• _Exercise details_: How many lines of these entries hold the string "screenshot"? Answer with the number alone.

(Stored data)
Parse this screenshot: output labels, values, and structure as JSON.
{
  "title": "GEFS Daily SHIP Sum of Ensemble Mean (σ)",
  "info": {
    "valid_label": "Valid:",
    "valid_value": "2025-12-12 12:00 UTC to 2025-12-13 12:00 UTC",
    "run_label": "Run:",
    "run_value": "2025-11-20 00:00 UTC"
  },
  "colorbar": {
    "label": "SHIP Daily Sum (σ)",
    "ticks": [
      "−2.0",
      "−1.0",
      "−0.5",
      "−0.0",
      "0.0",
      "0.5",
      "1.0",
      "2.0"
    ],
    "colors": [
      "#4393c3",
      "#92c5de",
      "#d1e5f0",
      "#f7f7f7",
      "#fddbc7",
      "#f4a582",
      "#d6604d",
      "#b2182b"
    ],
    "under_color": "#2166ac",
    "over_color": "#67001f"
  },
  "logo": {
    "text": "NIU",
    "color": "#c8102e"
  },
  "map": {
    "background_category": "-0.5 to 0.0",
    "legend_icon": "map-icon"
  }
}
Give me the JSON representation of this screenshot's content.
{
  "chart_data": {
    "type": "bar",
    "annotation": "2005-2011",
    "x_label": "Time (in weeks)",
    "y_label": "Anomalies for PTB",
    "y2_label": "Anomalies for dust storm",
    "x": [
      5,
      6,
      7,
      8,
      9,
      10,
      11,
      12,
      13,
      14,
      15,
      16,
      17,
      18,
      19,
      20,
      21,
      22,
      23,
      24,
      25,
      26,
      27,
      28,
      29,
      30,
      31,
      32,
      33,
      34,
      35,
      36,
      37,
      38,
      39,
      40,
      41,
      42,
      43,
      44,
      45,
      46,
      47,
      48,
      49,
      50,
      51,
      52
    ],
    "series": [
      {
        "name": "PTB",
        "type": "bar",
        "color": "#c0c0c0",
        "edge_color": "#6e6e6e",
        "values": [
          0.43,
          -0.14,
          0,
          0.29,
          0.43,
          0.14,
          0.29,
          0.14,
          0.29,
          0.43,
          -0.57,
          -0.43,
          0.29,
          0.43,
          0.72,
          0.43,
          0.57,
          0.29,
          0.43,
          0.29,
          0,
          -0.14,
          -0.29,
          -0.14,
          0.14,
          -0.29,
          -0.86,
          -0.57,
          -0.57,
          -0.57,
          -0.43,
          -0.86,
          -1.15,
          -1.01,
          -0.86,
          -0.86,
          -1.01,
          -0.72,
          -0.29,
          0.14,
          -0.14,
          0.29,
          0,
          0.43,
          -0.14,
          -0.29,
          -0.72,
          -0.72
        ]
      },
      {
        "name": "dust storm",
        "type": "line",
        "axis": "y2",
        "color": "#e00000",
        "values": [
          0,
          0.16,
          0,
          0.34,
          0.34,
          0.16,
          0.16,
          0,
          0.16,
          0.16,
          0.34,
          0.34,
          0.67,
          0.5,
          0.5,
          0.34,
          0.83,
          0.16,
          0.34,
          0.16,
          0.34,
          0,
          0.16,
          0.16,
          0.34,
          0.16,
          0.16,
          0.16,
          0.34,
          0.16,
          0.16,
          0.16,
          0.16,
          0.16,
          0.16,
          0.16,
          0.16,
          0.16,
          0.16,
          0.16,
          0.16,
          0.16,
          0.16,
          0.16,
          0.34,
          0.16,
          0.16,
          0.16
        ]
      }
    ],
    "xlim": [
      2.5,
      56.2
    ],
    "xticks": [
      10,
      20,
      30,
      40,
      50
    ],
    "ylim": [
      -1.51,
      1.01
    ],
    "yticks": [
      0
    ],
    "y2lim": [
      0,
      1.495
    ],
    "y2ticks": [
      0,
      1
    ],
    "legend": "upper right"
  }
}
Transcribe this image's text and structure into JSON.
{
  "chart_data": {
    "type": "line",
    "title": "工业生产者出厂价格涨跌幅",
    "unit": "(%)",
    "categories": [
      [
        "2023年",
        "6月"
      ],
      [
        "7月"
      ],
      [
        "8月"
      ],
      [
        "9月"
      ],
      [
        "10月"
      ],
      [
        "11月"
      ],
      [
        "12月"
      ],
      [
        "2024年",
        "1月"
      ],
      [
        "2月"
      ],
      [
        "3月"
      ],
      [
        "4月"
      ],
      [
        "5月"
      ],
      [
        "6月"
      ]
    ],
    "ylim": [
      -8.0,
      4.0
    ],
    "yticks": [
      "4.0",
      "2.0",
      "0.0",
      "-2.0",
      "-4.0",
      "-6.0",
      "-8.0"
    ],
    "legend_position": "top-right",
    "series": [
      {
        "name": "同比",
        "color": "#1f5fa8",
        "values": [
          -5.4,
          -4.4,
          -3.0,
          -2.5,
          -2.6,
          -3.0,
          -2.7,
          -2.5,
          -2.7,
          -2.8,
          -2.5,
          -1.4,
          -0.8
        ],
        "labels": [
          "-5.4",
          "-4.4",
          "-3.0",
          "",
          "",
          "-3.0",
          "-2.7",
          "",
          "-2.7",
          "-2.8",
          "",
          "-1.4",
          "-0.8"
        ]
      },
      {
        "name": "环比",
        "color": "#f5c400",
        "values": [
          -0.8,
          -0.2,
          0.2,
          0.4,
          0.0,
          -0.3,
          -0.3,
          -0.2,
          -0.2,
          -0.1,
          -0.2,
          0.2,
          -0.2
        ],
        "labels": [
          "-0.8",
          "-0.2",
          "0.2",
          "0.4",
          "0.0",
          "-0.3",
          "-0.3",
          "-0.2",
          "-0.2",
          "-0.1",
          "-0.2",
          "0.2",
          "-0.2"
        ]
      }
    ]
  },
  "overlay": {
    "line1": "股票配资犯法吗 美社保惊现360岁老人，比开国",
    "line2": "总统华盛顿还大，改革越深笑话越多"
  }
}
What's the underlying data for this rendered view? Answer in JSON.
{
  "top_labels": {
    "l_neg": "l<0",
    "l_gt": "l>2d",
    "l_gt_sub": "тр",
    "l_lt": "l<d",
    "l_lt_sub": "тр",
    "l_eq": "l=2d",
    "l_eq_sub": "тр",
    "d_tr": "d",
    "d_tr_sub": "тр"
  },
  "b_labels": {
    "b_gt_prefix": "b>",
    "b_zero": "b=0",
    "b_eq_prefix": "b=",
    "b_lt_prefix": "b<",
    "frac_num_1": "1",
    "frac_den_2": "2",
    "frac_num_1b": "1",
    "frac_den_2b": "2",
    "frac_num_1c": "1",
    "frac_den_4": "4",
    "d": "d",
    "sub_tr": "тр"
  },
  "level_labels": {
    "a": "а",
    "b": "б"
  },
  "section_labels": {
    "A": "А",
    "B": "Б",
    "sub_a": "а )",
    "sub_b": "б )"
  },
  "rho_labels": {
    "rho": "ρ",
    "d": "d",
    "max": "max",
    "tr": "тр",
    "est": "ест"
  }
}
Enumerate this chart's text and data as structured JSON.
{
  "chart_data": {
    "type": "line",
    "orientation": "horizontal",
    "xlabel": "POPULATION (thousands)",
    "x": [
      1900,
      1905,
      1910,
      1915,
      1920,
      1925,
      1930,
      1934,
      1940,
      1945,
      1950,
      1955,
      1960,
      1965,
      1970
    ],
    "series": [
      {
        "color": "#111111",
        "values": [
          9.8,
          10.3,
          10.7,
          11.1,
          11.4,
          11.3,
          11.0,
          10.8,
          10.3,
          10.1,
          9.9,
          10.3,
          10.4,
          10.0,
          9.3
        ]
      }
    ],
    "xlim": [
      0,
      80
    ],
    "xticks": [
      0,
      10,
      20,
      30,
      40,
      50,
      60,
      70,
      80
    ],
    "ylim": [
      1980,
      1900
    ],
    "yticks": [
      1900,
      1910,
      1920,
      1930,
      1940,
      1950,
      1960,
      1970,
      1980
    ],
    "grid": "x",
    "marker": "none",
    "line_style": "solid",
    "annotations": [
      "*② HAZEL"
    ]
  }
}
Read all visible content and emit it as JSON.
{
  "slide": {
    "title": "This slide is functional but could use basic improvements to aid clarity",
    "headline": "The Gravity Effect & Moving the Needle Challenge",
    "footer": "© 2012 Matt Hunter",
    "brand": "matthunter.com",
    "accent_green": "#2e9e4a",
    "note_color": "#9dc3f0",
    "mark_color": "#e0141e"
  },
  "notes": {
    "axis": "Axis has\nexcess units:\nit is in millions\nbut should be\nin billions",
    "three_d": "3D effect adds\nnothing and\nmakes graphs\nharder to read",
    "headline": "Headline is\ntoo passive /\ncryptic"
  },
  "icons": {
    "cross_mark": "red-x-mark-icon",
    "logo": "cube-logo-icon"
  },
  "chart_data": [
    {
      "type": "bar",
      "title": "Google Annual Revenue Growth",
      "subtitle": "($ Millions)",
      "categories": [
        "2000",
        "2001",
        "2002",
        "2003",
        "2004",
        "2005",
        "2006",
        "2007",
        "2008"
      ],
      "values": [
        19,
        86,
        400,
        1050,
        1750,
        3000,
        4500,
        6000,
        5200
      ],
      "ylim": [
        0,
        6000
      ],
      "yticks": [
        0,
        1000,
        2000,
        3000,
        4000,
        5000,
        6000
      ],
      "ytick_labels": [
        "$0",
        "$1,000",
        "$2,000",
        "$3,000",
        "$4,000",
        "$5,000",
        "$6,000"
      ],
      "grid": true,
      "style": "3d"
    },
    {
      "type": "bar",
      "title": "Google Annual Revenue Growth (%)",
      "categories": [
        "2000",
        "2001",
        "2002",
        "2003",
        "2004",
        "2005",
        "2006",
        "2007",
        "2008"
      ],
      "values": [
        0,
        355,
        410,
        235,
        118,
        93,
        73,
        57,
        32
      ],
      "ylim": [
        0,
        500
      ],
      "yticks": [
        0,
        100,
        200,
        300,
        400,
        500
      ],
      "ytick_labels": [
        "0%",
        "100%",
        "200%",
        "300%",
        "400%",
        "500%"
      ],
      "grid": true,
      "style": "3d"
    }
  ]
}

• _Output for this exercise_: 2